Begin
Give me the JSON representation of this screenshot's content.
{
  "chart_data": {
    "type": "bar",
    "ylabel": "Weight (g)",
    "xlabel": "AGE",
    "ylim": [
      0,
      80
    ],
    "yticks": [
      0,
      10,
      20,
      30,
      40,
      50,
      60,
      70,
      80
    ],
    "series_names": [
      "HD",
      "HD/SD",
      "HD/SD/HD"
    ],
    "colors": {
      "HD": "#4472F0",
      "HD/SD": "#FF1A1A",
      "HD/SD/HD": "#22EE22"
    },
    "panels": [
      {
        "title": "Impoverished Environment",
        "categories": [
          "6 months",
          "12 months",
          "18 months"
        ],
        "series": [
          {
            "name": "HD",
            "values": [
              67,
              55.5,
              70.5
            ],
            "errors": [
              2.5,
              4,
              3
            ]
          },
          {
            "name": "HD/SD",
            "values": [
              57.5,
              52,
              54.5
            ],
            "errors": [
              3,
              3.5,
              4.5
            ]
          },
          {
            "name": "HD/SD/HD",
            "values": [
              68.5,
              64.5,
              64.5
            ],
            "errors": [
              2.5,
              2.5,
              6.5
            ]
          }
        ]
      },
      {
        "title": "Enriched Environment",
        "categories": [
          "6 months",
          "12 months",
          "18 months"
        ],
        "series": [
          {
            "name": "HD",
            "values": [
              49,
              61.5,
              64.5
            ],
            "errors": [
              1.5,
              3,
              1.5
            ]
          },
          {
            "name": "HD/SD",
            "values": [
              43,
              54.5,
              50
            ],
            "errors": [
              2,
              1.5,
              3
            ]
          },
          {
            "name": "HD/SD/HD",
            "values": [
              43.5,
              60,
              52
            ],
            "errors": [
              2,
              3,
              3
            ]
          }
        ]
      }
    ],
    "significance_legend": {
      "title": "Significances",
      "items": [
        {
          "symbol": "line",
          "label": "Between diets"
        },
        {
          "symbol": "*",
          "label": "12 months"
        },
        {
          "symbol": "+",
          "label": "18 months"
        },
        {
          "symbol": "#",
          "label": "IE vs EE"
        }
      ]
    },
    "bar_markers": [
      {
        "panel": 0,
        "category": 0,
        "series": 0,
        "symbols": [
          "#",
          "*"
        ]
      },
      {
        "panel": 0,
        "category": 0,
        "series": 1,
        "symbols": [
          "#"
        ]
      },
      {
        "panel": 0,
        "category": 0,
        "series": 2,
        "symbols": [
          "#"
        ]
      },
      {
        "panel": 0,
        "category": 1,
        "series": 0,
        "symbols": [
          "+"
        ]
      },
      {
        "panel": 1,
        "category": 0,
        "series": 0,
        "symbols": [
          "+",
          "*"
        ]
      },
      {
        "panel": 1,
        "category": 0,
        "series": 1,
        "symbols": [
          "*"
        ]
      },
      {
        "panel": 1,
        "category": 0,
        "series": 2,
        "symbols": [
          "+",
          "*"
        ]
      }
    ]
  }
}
End
*Task prompt*:
Copy all of the material word for word.

*Expected answer*:
Give me the JSON representation of this screenshot's content.
{
  "chart_data": {
    "type": "bar",
    "ylabel": "Weight (g)",
    "xlabel": "AGE",
    "ylim": [
      0,
      80
    ],
    "yticks": [
      0,
      10,
      20,
      30,
      40,
      50,
      60,
      70,
      80
    ],
    "series_names": [
      "HD",
      "HD/SD",
      "HD/SD/HD"
    ],
    "colors": {
      "HD": "#4472F0",
      "HD/SD": "#FF1A1A",
      "HD/SD/HD": "#22EE22"
    },
    "panels": [
      {
        "title": "Impoverished Environment",
        "categories": [
          "6 months",
          "12 months",
          "18 months"
        ],
        "series": [
          {
            "name": "HD",
            "values": [
              67,
              55.5,
              70.5
            ],
            "errors": [
              2.5,
              4,
              3
            ]
          },
          {
            "name": "HD/SD",
            "values": [
              57.5,
              52,
              54.5
            ],
            "errors": [
              3,
              3.5,
              4.5
            ]
          },
          {
            "name": "HD/SD/HD",
            "values": [
              68.5,
              64.5,
              64.5
            ],
            "errors": [
              2.5,
              2.5,
              6.5
            ]
          }
        ]
      },
      {
        "title": "Enriched Environment",
        "categories": [
          "6 months",
          "12 months",
          "18 months"
        ],
        "series": [
          {
            "name": "HD",
            "values": [
              49,
              61.5,
              64.5
            ],
            "errors": [
              1.5,
              3,
              1.5
            ]
          },
          {
            "name": "HD/SD",
            "values": [
              43,
              54.5,
              50
            ],
            "errors": [
              2,
              1.5,
              3
            ]
          },
          {
            "name": "HD/SD/HD",
            "values": [
              43.5,
              60,
              52
            ],
            "errors": [
              2,
              3,
              3
            ]
          }
        ]
      }
    ],
    "significance_legend": {
      "title": "Significances",
      "items": [
        {
          "symbol": "line",
          "label": "Between diets"
        },
        {
          "symbol": "*",
          "label": "12 months"
        },
        {
          "symbol": "+",
          "label": "18 months"
        },
        {
          "symbol": "#",
          "label": "IE vs EE"
        }
      ]
    },
    "bar_markers": [
      {
        "panel": 0,
        "category": 0,
        "series": 0,
        "symbols": [
          "#",
          "*"
        ]
      },
      {
        "panel": 0,
        "category": 0,
        "series": 1,
        "symbols": [
          "#"
        ]
      },
      {
        "panel": 0,
        "category": 0,
        "series": 2,
        "symbols": [
          "#"
        ]
      },
      {
        "panel": 0,
        "category": 1,
        "series": 0,
        "symbols": [
          "+"
        ]
      },
      {
        "panel": 1,
        "category": 0,
        "series": 0,
        "symbols": [
          "+",
          "*"
        ]
      },
      {
        "panel": 1,
        "category": 0,
        "series": 1,
        "symbols": [
          "*"
        ]
      },
      {
        "panel": 1,
        "category": 0,
        "series": 2,
        "symbols": [
          "+",
          "*"
        ]
      }
    ]
  }
}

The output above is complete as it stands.